- [REQUIREMENTS]: Among the entries below, find the lines with "TRANSDIAGNÓSTICOS" and copy them.

## Begin PROVIDED DATA

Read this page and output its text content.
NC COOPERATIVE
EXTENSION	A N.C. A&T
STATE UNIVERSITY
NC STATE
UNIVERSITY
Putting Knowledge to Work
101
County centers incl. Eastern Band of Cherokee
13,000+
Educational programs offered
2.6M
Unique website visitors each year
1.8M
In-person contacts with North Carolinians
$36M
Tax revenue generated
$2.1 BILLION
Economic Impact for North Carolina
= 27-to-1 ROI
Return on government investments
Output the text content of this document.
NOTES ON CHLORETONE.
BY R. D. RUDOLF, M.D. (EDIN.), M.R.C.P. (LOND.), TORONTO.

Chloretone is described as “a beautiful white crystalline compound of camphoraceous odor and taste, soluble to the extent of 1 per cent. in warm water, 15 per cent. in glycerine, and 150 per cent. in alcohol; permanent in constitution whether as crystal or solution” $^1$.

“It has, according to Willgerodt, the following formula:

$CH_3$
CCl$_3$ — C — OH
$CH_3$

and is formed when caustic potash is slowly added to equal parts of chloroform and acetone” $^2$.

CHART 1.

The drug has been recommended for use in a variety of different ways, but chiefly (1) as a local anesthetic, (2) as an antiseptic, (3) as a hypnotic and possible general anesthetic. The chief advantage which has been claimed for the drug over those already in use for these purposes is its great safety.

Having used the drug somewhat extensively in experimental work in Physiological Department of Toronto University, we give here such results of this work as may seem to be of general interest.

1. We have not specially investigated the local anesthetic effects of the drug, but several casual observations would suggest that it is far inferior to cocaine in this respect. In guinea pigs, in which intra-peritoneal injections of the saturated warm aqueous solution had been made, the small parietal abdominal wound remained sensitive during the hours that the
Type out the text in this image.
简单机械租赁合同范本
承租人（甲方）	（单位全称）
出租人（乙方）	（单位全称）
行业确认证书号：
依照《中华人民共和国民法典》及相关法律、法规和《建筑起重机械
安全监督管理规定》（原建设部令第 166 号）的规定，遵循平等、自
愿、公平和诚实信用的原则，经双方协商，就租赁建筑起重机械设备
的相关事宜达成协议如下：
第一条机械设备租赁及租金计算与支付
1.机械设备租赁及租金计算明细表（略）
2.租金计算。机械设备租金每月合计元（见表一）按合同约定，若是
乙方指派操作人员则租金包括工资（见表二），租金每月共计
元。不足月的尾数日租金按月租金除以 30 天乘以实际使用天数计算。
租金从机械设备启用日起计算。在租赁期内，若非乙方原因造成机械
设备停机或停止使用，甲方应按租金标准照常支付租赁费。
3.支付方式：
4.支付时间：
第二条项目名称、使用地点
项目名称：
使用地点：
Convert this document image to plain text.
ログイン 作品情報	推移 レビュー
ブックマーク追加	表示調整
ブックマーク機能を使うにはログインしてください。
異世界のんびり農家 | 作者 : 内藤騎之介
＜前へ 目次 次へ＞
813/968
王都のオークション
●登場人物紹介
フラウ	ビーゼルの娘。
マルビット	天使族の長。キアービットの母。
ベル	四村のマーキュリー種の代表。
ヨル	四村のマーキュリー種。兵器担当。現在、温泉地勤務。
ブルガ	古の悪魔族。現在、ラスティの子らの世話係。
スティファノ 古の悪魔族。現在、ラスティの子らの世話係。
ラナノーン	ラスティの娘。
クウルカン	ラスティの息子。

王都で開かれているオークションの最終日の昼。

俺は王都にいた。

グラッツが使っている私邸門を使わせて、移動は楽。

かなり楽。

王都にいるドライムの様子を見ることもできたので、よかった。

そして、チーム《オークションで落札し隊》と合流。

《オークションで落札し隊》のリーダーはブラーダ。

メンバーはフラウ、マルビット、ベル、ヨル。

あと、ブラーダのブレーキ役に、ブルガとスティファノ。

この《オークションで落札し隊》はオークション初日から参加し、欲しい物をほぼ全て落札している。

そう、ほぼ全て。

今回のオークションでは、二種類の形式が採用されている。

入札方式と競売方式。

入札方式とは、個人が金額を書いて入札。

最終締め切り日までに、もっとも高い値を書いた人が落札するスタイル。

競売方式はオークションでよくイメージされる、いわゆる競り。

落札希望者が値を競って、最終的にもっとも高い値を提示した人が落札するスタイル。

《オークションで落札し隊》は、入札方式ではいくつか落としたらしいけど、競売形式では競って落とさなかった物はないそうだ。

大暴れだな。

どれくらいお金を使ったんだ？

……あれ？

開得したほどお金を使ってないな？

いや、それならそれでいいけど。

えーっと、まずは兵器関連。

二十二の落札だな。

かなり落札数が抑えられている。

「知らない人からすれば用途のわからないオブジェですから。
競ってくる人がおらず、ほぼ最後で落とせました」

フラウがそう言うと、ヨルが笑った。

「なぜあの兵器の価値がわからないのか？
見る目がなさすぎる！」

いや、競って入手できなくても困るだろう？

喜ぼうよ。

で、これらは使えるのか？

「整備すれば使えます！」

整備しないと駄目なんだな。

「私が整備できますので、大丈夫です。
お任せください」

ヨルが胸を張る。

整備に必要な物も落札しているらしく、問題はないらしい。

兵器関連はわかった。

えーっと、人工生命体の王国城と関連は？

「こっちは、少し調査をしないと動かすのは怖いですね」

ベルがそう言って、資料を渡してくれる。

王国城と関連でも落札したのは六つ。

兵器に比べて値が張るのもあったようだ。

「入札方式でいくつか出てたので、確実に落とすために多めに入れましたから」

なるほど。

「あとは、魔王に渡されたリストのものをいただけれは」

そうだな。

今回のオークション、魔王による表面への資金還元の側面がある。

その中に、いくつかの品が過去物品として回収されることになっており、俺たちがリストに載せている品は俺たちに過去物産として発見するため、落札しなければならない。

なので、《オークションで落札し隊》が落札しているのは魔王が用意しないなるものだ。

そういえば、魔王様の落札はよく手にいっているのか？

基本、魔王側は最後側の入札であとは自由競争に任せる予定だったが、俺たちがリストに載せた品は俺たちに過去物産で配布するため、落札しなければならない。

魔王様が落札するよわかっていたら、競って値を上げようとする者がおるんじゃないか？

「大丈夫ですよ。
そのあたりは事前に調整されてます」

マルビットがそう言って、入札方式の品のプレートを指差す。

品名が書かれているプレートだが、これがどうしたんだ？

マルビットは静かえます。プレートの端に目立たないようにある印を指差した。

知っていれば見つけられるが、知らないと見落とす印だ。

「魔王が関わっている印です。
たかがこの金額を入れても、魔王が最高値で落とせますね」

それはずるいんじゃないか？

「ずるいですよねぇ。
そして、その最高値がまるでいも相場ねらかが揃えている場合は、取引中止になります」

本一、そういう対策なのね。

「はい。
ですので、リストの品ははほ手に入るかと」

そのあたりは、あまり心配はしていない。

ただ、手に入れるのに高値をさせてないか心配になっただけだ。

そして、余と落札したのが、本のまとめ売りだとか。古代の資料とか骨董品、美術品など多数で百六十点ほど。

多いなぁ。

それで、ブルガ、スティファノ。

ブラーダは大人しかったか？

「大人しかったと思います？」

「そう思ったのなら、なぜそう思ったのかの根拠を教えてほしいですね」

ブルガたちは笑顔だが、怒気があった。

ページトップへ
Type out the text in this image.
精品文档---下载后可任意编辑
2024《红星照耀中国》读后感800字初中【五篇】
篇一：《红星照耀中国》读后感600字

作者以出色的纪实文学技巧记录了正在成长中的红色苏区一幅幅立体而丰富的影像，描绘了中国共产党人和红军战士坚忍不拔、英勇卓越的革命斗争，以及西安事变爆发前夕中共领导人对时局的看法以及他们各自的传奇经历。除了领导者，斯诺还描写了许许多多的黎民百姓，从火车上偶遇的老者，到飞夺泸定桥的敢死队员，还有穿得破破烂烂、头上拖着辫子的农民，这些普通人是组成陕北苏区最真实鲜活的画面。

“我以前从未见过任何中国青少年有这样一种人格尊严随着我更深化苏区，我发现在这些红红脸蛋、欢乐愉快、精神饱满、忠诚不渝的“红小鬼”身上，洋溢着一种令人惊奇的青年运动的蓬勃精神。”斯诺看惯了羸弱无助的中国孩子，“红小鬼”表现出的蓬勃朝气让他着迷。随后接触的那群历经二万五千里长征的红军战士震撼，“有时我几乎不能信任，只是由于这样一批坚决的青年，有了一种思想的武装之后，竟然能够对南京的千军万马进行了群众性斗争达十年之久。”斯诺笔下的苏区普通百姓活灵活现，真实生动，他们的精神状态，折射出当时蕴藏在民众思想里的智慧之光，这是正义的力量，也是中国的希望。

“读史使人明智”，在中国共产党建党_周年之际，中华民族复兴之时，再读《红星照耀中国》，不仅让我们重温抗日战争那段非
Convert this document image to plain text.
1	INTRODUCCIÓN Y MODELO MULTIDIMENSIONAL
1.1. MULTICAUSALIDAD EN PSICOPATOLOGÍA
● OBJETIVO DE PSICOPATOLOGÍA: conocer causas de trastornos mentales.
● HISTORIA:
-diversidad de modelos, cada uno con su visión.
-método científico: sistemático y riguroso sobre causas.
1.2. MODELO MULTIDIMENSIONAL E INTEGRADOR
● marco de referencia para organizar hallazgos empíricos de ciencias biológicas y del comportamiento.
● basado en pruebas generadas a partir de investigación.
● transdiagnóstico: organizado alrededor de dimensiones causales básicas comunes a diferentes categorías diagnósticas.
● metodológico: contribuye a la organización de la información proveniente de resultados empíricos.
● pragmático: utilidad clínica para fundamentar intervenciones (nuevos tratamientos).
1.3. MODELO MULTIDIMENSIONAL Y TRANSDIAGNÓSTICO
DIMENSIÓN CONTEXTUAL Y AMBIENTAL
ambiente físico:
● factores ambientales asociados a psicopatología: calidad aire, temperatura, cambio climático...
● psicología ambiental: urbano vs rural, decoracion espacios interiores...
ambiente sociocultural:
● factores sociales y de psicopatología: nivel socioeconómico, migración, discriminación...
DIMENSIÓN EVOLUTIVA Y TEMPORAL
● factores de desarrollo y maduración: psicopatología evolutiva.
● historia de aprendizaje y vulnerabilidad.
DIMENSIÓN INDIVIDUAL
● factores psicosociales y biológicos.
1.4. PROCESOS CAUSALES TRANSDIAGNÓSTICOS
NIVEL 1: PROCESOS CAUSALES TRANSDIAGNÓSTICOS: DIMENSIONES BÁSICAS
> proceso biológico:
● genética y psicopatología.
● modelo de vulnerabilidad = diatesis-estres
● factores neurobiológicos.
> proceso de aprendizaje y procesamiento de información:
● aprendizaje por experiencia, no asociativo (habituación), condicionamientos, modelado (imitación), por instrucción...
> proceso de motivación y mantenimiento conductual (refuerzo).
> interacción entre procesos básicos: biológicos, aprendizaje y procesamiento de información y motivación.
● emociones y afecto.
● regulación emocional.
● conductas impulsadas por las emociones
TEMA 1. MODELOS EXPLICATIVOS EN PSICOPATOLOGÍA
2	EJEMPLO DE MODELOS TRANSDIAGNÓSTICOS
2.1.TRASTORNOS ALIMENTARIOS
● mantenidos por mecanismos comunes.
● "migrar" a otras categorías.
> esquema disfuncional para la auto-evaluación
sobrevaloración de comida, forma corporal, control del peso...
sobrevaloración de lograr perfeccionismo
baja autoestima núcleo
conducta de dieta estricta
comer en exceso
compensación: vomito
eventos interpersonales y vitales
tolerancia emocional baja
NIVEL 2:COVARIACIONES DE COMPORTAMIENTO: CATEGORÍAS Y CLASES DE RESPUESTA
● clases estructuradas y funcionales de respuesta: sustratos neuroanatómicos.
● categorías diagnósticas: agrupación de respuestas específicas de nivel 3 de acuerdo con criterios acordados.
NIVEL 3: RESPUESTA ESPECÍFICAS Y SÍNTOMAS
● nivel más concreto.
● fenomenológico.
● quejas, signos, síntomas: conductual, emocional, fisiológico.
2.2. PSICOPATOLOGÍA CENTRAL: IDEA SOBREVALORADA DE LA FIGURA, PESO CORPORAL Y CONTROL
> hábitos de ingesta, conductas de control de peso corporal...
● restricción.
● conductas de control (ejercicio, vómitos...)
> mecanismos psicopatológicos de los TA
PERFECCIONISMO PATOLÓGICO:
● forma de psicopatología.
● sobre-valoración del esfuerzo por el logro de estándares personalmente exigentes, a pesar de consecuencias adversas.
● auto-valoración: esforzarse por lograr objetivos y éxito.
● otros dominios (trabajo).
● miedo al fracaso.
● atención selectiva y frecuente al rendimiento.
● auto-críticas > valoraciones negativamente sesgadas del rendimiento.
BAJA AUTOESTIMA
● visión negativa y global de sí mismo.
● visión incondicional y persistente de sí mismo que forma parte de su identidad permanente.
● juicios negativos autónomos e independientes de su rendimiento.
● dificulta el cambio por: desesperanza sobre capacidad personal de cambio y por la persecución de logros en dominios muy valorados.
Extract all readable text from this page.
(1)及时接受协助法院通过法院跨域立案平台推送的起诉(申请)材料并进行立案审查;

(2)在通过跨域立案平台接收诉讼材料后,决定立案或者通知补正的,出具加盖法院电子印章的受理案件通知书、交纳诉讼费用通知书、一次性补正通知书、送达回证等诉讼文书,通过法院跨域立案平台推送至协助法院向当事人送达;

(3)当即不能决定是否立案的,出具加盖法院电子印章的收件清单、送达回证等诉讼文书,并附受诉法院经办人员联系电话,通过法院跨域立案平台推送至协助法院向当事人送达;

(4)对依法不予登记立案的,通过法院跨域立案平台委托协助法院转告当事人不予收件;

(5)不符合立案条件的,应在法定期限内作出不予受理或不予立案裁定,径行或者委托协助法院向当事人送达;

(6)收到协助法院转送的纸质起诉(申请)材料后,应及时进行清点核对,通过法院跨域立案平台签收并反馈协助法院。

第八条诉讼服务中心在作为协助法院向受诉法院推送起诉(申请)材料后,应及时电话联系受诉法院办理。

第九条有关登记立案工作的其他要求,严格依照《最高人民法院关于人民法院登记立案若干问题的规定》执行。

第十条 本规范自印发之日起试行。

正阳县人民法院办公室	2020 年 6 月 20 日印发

## End PROVIDED DATA

- [EXPECTED OUTPUT]:
1.4. PROCESOS CAUSALES TRANSDIAGNÓSTICOS
NIVEL 1: PROCESOS CAUSALES TRANSDIAGNÓSTICOS: DIMENSIONES BÁSICAS
2	EJEMPLO DE MODELOS TRANSDIAGNÓSTICOS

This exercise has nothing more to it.